- **SET TASK**:
Look below. Copy each line that has "heading" in it.

- **PROVIDED ENTRIES**:
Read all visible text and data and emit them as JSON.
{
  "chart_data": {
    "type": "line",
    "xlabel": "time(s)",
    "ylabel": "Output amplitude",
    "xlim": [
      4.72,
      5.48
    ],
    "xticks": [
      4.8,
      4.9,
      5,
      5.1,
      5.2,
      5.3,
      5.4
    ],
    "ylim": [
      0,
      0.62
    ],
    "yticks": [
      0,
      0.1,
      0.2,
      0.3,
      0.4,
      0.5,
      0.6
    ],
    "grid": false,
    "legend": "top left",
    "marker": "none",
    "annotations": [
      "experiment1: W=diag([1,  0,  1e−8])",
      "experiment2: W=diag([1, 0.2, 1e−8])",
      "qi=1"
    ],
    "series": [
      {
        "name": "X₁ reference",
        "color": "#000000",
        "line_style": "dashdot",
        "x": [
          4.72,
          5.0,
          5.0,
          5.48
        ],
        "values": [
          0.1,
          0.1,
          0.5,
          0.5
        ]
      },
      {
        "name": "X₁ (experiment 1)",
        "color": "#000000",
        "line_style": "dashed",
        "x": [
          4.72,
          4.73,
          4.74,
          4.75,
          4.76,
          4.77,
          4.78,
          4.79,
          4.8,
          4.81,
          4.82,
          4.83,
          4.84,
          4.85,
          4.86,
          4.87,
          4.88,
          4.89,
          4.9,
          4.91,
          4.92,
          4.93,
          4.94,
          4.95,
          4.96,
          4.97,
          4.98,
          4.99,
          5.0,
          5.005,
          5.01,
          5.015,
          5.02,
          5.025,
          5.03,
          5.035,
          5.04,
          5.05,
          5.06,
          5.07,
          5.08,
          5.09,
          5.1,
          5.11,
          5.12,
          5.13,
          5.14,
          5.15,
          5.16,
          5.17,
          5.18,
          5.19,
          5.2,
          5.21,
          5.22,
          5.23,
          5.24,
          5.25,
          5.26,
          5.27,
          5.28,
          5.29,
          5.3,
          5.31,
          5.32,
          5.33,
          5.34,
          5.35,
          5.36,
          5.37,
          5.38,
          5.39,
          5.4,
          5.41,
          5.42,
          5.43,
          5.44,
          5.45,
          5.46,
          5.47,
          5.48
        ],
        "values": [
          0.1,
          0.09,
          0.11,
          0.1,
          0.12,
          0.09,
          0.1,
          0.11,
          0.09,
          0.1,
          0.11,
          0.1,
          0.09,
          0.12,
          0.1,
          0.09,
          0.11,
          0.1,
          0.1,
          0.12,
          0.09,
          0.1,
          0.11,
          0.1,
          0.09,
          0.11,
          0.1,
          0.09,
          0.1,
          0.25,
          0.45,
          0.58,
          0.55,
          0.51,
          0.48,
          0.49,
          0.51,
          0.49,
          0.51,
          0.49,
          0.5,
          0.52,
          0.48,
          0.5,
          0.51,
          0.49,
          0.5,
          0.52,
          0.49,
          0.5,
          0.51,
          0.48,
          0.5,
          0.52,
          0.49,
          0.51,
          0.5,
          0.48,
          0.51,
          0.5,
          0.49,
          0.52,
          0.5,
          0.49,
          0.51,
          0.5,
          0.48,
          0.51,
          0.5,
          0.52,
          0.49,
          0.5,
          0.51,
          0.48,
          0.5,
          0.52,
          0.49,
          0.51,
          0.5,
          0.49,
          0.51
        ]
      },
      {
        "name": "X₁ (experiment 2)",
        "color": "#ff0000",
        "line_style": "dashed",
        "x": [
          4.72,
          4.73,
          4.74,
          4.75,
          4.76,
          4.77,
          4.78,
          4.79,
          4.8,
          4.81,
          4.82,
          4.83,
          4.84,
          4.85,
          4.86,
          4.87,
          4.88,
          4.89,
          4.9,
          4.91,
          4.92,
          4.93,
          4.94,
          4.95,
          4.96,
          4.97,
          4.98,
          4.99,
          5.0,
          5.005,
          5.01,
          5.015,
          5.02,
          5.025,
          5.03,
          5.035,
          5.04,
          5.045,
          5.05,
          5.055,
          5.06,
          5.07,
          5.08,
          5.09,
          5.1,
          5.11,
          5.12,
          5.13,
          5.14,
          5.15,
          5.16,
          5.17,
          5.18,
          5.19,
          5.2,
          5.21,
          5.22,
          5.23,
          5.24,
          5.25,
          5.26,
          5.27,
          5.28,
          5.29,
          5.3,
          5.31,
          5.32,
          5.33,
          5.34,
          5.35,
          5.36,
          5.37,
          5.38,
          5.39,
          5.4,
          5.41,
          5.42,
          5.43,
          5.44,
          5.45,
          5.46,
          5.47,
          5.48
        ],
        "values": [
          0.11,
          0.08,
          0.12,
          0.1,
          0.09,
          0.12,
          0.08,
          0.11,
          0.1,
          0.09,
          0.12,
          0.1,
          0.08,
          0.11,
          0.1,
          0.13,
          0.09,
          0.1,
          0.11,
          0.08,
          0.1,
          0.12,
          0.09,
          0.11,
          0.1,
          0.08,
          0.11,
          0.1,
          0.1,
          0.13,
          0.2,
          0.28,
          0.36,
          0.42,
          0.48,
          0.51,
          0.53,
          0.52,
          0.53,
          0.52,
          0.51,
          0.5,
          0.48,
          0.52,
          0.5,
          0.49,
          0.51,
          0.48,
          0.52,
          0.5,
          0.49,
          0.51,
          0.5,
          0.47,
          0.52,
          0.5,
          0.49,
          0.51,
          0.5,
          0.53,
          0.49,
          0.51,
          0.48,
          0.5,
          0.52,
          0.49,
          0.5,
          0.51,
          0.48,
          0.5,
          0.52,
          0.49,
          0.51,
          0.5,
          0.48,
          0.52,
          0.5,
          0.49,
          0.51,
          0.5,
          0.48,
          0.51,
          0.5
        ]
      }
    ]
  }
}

* * *

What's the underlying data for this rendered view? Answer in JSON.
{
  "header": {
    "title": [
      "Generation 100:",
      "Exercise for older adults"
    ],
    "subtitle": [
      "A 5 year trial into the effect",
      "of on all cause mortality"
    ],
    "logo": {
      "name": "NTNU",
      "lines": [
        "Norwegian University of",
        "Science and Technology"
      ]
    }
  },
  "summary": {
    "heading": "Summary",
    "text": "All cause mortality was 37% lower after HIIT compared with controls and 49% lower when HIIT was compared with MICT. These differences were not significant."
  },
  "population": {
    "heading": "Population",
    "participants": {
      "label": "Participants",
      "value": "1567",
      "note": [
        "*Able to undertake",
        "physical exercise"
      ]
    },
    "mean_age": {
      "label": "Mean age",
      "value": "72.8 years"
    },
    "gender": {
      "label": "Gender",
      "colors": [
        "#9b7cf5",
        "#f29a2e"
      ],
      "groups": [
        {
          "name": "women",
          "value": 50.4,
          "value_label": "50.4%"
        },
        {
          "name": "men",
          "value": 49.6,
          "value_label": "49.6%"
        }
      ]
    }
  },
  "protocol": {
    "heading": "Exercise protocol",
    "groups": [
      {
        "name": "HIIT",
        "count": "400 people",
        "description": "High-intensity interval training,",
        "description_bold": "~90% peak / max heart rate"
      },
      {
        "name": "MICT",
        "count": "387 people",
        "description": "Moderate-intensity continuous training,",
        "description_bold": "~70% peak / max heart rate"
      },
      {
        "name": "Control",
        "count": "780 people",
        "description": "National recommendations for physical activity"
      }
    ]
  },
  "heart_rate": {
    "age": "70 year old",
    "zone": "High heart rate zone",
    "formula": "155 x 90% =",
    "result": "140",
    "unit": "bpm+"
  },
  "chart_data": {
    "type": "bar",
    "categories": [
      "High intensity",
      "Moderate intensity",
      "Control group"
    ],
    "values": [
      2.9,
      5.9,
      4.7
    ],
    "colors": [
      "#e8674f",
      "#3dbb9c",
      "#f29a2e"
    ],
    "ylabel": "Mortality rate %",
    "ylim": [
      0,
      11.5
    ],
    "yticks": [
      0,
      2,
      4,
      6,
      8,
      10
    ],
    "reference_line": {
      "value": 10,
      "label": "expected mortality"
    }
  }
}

- **FULL RESPONSE**:
    "heading": "Summary",
    "heading": "Population",
    "heading": "Exercise protocol",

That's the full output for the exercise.